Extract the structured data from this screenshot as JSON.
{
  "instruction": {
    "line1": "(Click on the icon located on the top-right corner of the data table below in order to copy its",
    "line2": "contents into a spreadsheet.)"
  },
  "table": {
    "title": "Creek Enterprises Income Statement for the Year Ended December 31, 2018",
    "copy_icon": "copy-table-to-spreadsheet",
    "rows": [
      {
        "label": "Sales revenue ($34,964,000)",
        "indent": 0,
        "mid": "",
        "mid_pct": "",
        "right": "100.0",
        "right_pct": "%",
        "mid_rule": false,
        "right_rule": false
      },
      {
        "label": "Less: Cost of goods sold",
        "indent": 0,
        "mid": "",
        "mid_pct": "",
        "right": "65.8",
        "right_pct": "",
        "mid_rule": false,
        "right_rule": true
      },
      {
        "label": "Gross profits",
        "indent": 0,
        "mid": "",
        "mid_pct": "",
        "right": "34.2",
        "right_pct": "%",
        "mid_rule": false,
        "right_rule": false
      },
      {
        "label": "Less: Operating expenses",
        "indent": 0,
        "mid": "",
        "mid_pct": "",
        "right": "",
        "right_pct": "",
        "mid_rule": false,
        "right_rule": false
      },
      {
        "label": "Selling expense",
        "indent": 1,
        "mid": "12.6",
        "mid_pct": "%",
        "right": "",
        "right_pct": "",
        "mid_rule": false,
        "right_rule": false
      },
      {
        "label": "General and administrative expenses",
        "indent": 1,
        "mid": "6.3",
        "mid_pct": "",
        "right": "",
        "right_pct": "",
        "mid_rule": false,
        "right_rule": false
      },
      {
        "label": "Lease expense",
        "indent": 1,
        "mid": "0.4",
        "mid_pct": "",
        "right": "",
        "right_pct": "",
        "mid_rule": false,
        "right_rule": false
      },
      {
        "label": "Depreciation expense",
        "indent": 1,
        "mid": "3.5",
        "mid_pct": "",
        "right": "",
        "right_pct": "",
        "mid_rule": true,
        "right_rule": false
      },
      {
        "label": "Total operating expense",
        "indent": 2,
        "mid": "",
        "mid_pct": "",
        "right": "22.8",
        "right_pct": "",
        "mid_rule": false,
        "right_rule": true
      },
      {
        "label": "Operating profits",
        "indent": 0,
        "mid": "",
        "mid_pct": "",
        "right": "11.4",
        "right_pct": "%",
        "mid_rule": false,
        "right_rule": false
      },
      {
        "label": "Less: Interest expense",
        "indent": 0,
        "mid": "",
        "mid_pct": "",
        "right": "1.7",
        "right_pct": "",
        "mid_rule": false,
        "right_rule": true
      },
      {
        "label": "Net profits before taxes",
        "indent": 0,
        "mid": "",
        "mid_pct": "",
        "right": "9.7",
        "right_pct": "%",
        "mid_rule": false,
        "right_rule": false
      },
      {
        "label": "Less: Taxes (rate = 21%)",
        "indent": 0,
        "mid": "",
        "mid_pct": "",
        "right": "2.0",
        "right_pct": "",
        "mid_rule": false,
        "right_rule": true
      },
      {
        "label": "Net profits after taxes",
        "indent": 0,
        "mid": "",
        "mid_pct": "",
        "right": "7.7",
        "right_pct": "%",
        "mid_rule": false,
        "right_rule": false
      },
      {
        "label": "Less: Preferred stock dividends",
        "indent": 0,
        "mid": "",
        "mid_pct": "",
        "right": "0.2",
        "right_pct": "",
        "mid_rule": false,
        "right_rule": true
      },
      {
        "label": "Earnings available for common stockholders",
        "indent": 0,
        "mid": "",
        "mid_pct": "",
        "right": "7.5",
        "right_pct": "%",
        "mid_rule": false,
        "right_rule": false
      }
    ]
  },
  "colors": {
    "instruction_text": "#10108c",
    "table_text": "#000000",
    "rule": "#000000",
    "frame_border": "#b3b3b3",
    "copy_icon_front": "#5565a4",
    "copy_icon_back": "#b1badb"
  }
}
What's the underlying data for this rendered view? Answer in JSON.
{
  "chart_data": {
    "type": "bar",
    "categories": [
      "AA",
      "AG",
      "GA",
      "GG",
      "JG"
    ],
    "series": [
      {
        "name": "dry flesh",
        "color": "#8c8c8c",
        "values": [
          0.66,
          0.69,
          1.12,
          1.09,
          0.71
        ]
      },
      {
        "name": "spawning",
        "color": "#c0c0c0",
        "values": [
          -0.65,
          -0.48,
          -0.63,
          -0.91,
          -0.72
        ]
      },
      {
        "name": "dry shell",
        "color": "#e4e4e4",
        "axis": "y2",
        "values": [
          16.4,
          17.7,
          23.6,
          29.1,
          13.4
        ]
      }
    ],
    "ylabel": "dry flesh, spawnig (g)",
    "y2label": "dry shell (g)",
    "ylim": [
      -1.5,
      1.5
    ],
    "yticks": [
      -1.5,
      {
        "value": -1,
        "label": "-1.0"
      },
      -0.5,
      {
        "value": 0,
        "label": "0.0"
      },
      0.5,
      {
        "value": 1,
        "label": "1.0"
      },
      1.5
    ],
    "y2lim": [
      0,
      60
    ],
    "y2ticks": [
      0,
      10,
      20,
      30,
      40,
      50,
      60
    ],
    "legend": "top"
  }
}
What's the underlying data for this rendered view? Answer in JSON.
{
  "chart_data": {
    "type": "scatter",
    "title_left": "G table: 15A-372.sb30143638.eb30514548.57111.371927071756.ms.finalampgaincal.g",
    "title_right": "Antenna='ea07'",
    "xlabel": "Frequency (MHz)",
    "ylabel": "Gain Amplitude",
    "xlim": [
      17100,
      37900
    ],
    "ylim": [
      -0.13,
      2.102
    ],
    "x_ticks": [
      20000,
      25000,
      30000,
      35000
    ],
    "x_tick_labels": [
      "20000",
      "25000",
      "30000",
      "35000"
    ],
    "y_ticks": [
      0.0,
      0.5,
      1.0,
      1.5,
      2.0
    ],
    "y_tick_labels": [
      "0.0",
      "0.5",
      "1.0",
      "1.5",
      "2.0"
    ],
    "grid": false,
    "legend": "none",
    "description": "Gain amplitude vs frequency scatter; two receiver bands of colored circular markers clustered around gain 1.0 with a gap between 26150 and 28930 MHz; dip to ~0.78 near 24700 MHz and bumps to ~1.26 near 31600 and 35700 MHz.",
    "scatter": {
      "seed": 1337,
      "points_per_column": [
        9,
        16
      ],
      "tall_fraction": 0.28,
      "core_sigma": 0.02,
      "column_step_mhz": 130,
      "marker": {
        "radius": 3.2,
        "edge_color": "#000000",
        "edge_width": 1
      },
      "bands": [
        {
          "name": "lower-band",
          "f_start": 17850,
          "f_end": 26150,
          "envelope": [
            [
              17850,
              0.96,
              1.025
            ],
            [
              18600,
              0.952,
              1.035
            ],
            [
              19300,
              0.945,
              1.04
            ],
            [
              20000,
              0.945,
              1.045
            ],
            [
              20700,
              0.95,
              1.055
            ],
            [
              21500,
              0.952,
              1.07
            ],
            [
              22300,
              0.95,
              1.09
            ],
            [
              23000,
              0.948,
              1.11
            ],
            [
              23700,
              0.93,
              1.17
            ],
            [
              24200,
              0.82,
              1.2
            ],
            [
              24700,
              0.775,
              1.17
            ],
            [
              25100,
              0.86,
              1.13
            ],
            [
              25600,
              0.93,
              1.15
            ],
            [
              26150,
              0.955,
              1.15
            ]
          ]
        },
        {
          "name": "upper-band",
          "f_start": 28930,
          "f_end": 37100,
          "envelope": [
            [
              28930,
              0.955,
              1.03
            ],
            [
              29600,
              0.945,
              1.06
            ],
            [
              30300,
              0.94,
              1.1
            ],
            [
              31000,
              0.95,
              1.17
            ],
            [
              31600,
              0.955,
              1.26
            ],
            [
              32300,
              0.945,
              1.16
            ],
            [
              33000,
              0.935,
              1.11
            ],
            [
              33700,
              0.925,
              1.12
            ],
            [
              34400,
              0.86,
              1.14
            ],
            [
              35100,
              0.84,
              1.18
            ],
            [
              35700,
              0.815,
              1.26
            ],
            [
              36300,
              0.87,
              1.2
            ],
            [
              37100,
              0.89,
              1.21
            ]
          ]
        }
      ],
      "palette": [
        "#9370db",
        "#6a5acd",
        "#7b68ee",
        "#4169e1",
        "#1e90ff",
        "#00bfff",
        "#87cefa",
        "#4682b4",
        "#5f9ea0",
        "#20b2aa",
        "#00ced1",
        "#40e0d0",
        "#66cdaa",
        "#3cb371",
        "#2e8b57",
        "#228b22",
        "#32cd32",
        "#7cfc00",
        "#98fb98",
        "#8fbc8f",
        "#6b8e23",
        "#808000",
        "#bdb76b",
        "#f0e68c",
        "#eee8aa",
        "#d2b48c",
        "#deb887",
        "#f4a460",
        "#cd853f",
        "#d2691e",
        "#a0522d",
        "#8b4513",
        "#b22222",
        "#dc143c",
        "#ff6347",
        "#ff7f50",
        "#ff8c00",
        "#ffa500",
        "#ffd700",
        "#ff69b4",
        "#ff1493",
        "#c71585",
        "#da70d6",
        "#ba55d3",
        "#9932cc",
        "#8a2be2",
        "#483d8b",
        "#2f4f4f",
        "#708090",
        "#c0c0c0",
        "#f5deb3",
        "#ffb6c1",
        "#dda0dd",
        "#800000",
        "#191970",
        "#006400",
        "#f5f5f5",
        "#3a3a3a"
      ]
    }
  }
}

• _Set exercise_
Only a number is wanted: how many lines above include "ylabel"?

• _Response to the exercise_
2